++++ DATA FOR THE TASK ++++
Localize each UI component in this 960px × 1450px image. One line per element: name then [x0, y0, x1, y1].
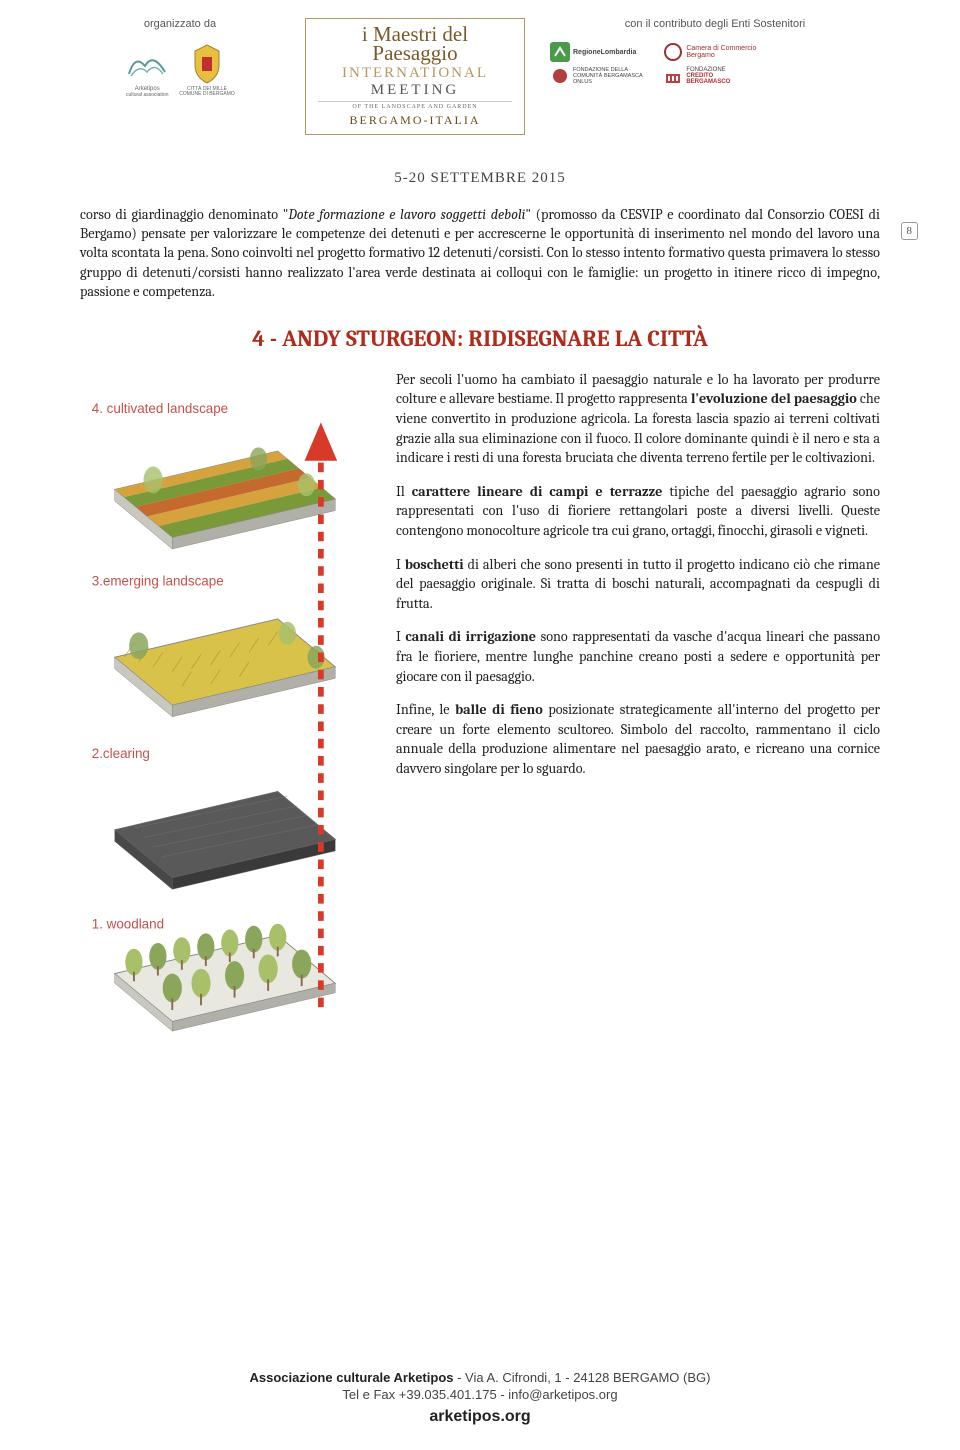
- event-title-box: i Maestri del Paesaggio INTERNATIONAL ME…: [305, 18, 525, 135]
- diagram-label-3: 3.emerging landscape: [92, 573, 224, 588]
- event-meeting: MEETING: [318, 82, 512, 99]
- event-subtitle: OF THE LANDSCAPE AND GARDEN: [318, 101, 512, 110]
- sponsor-fondazione1: FONDAZIONE DELLA COMUNITÀ BERGAMASCA ONL…: [550, 66, 653, 86]
- footer-org-name: Associazione culturale Arketipos: [250, 1370, 454, 1385]
- diagram-label-4: 4. cultivated landscape: [92, 401, 228, 416]
- left-logo-row: Arketipos cultural association CITTÀ DEI…: [125, 42, 235, 98]
- arketipos-logo: Arketipos cultural association: [125, 42, 169, 98]
- arketipos-logo-sub: cultural association: [126, 92, 169, 98]
- landscape-diagram: 4. cultivated landscape 3.emerging lands…: [86, 380, 364, 1040]
- sponsor-regione-label: RegioneLombardia: [573, 49, 636, 56]
- sponsor-fondazione1-label: FONDAZIONE DELLA COMUNITÀ BERGAMASCA ONL…: [573, 67, 653, 85]
- diagram-label-1: 1. woodland: [92, 916, 164, 931]
- sponsor-fondazione2: FONDAZIONECREDITOBERGAMASCO: [663, 66, 766, 86]
- event-city: BERGAMO-ITALIA: [318, 113, 512, 128]
- sponsor-camera: Camera di Commercio Bergamo: [663, 42, 766, 62]
- diagram-column: 4. cultivated landscape 3.emerging lands…: [80, 370, 370, 1055]
- paragraph-4: I canali di irrigazione sono rappresenta…: [396, 627, 880, 686]
- footer-site: arketipos.org: [0, 1408, 960, 1426]
- text-column: Per secoli l'uomo ha cambiato il paesagg…: [396, 370, 880, 793]
- sponsor-grid: RegioneLombardia Camera di Commercio Ber…: [550, 42, 880, 86]
- sponsor-regione: RegioneLombardia: [550, 42, 653, 62]
- footer-contact: Tel e Fax +39.035.401.175 - info@arketip…: [0, 1387, 960, 1402]
- organized-by-block: organizzato da Arketipos cultural associ…: [80, 18, 280, 98]
- paragraph-2: Il carattere lineare di campi e terrazze…: [396, 482, 880, 541]
- sponsors-block: con il contributo degli Enti Sostenitori…: [550, 18, 880, 86]
- bergamo-logo: CITTÀ DEI MILLECOMUNE DI BERGAMO: [179, 43, 235, 98]
- page-number: 8: [901, 222, 919, 240]
- paragraph-5: Infine, le balle di fieno posizionate st…: [396, 700, 880, 778]
- diagram-label-2: 2.clearing: [92, 746, 150, 761]
- event-dates: 5-20 SETTEMBRE 2015: [80, 170, 880, 187]
- bergamo-logo-sub: CITTÀ DEI MILLECOMUNE DI BERGAMO: [179, 87, 235, 98]
- two-column-layout: 4. cultivated landscape 3.emerging lands…: [80, 370, 880, 1055]
- event-title-block: i Maestri del Paesaggio INTERNATIONAL ME…: [300, 18, 530, 135]
- sponsors-label: con il contributo degli Enti Sostenitori: [625, 18, 805, 30]
- event-intl: INTERNATIONAL: [318, 65, 512, 82]
- sponsor-fondazione2-label: FONDAZIONECREDITOBERGAMASCO: [686, 67, 730, 85]
- paragraph-1: Per secoli l'uomo ha cambiato il paesagg…: [396, 370, 880, 468]
- page-footer: Associazione culturale Arketipos - Via A…: [0, 1370, 960, 1426]
- paragraph-3: I boschetti di alberi che sono presenti …: [396, 555, 880, 614]
- event-script-title: i Maestri del Paesaggio: [318, 25, 512, 63]
- footer-address: - Via A. Cifrondi, 1 - 24128 BERGAMO (BG…: [454, 1370, 711, 1385]
- intro-paragraph: corso di giardinaggio denominato "Dote f…: [80, 205, 880, 301]
- section-title: 4 - ANDY STURGEON: RIDISEGNARE LA CITTÀ: [80, 325, 880, 352]
- footer-org-line: Associazione culturale Arketipos - Via A…: [0, 1370, 960, 1385]
- page-header: organizzato da Arketipos cultural associ…: [80, 0, 880, 160]
- sponsor-camera-label: Camera di Commercio Bergamo: [686, 45, 766, 59]
- organized-by-label: organizzato da: [144, 18, 216, 30]
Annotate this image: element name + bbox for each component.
++++
=== WHAT IS ASKED ===
Could you repeat every one of the lines above word for word, leaving the pictures out?

=== EXPECTED ANSWER ===
Localize each UI component in this 960px × 1450px image. One line per element: name then [x0, y0, x1, y1].
- event-title-box: i Maestri del Paesaggio INTERNATIONAL ME…: [305, 18, 525, 135]
- diagram-label-3: 3.emerging landscape: [92, 573, 224, 588]
- event-meeting: MEETING: [318, 82, 512, 99]
- event-subtitle: OF THE LANDSCAPE AND GARDEN: [318, 101, 512, 110]
- sponsor-fondazione1: FONDAZIONE DELLA COMUNITÀ BERGAMASCA ONL…: [550, 66, 653, 86]
- footer-org-name: Associazione culturale Arketipos: [250, 1370, 454, 1385]
- diagram-label-4: 4. cultivated landscape: [92, 401, 228, 416]
- left-logo-row: Arketipos cultural association CITTÀ DEI…: [125, 42, 235, 98]
- arketipos-logo: Arketipos cultural association: [125, 42, 169, 98]
- arketipos-logo-sub: cultural association: [126, 92, 169, 98]
- landscape-diagram: 4. cultivated landscape 3.emerging lands…: [86, 380, 364, 1040]
- sponsor-regione-label: RegioneLombardia: [573, 49, 636, 56]
- sponsor-fondazione1-label: FONDAZIONE DELLA COMUNITÀ BERGAMASCA ONL…: [573, 67, 653, 85]
- diagram-label-1: 1. woodland: [92, 916, 164, 931]
- sponsor-fondazione2: FONDAZIONECREDITOBERGAMASCO: [663, 66, 766, 86]
- event-city: BERGAMO-ITALIA: [318, 113, 512, 128]
- sponsor-camera: Camera di Commercio Bergamo: [663, 42, 766, 62]
- diagram-column: 4. cultivated landscape 3.emerging lands…: [80, 370, 370, 1055]
- paragraph-4: I canali di irrigazione sono rappresenta…: [396, 627, 880, 686]
- footer-site: arketipos.org: [0, 1408, 960, 1426]
- text-column: Per secoli l'uomo ha cambiato il paesagg…: [396, 370, 880, 793]
- sponsor-grid: RegioneLombardia Camera di Commercio Ber…: [550, 42, 880, 86]
- sponsor-regione: RegioneLombardia: [550, 42, 653, 62]
- footer-contact: Tel e Fax +39.035.401.175 - info@arketip…: [0, 1387, 960, 1402]
- organized-by-block: organizzato da Arketipos cultural associ…: [80, 18, 280, 98]
- paragraph-2: Il carattere lineare di campi e terrazze…: [396, 482, 880, 541]
- sponsors-block: con il contributo degli Enti Sostenitori…: [550, 18, 880, 86]
- bergamo-logo: CITTÀ DEI MILLECOMUNE DI BERGAMO: [179, 43, 235, 98]
- page-number: 8: [901, 222, 919, 240]
- paragraph-5: Infine, le balle di fieno posizionate st…: [396, 700, 880, 778]
- diagram-label-2: 2.clearing: [92, 746, 150, 761]
- event-dates: 5-20 SETTEMBRE 2015: [80, 170, 880, 187]
- bergamo-logo-sub: CITTÀ DEI MILLECOMUNE DI BERGAMO: [179, 87, 235, 98]
- two-column-layout: 4. cultivated landscape 3.emerging lands…: [80, 370, 880, 1055]
- event-title-block: i Maestri del Paesaggio INTERNATIONAL ME…: [300, 18, 530, 135]
- sponsors-label: con il contributo degli Enti Sostenitori: [625, 18, 805, 30]
- event-intl: INTERNATIONAL: [318, 65, 512, 82]
- sponsor-fondazione2-label: FONDAZIONECREDITOBERGAMASCO: [686, 67, 730, 85]
- paragraph-1: Per secoli l'uomo ha cambiato il paesagg…: [396, 370, 880, 468]
- page-footer: Associazione culturale Arketipos - Via A…: [0, 1370, 960, 1426]
- paragraph-3: I boschetti di alberi che sono presenti …: [396, 555, 880, 614]
- event-script-title: i Maestri del Paesaggio: [318, 25, 512, 63]
- footer-address: - Via A. Cifrondi, 1 - 24128 BERGAMO (BG…: [454, 1370, 711, 1385]
- intro-paragraph: corso di giardinaggio denominato "Dote f…: [80, 205, 880, 301]
- section-title: 4 - ANDY STURGEON: RIDISEGNARE LA CITTÀ: [80, 325, 880, 352]
- footer-org-line: Associazione culturale Arketipos - Via A…: [0, 1370, 960, 1385]
- page-header: organizzato da Arketipos cultural associ…: [80, 0, 880, 160]
- sponsor-camera-label: Camera di Commercio Bergamo: [686, 45, 766, 59]
- organized-by-label: organizzato da: [144, 18, 216, 30]
Annotate this image: element name + bbox for each component.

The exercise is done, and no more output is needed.